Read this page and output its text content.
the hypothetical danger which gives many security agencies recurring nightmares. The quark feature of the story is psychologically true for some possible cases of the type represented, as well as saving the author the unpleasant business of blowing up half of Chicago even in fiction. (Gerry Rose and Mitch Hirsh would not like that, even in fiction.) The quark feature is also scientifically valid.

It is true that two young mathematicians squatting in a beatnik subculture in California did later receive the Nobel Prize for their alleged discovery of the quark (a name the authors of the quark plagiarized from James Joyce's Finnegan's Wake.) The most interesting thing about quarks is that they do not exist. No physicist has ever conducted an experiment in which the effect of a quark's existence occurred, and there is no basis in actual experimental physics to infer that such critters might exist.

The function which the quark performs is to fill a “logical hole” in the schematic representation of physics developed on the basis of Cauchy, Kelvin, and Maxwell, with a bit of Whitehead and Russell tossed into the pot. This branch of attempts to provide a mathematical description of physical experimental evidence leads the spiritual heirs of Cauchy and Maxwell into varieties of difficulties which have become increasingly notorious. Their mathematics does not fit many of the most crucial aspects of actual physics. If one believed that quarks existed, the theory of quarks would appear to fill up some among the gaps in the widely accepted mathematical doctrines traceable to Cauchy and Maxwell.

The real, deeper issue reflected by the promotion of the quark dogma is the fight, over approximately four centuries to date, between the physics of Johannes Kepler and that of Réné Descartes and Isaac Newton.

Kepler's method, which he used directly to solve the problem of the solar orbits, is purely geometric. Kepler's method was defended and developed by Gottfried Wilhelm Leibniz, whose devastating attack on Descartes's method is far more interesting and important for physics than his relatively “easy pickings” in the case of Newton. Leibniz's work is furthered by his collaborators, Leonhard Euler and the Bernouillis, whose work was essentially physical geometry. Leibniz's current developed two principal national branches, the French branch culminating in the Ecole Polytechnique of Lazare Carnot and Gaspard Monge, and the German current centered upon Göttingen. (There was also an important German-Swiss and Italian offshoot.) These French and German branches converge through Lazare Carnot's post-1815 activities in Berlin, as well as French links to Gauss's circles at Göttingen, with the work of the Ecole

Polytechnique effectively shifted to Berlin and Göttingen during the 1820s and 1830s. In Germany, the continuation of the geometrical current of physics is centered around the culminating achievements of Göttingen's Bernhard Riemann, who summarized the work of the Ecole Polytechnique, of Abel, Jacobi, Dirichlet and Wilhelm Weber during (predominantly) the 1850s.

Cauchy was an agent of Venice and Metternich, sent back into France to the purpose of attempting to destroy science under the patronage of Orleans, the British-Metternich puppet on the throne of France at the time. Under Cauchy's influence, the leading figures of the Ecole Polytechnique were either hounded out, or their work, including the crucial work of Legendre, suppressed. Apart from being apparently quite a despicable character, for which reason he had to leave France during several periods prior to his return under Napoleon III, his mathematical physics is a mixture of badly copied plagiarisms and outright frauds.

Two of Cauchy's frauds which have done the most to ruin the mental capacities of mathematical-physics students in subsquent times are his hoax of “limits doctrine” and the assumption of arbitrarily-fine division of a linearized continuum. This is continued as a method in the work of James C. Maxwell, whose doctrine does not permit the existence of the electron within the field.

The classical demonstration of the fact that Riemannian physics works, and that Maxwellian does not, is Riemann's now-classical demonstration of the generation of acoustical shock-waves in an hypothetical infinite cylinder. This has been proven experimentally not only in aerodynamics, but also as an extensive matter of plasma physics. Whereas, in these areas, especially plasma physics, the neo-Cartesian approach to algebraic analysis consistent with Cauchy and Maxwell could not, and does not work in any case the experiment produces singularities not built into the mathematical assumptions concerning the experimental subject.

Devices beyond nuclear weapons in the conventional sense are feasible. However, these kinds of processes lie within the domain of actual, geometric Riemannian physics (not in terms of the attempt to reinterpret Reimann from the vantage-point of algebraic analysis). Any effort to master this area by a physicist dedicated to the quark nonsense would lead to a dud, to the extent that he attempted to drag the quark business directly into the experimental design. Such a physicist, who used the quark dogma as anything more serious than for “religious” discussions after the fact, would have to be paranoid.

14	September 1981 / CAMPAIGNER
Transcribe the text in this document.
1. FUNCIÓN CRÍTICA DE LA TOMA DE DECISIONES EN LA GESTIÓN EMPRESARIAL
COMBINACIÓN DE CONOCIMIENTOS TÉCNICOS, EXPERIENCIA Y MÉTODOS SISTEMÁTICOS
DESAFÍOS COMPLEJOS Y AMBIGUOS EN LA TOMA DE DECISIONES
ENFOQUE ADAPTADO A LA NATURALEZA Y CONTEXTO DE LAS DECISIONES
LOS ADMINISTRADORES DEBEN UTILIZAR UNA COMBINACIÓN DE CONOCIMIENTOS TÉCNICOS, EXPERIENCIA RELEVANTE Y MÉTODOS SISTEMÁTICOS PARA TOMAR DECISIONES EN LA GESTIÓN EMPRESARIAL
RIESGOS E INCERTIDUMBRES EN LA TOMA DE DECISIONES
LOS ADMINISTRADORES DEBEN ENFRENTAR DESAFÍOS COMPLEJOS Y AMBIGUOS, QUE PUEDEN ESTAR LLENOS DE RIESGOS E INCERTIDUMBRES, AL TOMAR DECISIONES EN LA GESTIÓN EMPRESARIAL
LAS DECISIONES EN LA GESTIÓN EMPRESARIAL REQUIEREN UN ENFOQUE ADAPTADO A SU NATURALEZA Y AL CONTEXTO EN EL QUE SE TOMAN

================

• _THE TASK_: Gather all lines where the word "CONOCIMIENTOS" appears.

• _PROBLEM SOLUTION_:
COMBINACIÓN DE CONOCIMIENTOS TÉCNICOS, EXPERIENCIA Y MÉTODOS SISTEMÁTICOS
LOS ADMINISTRADORES DEBEN UTILIZAR UNA COMBINACIÓN DE CONOCIMIENTOS TÉCNICOS, EXPERIENCIA RELEVANTE Y MÉTODOS SISTEMÁTICOS PARA TOMAR DECISIONES EN LA GESTIÓN EMPRESARIAL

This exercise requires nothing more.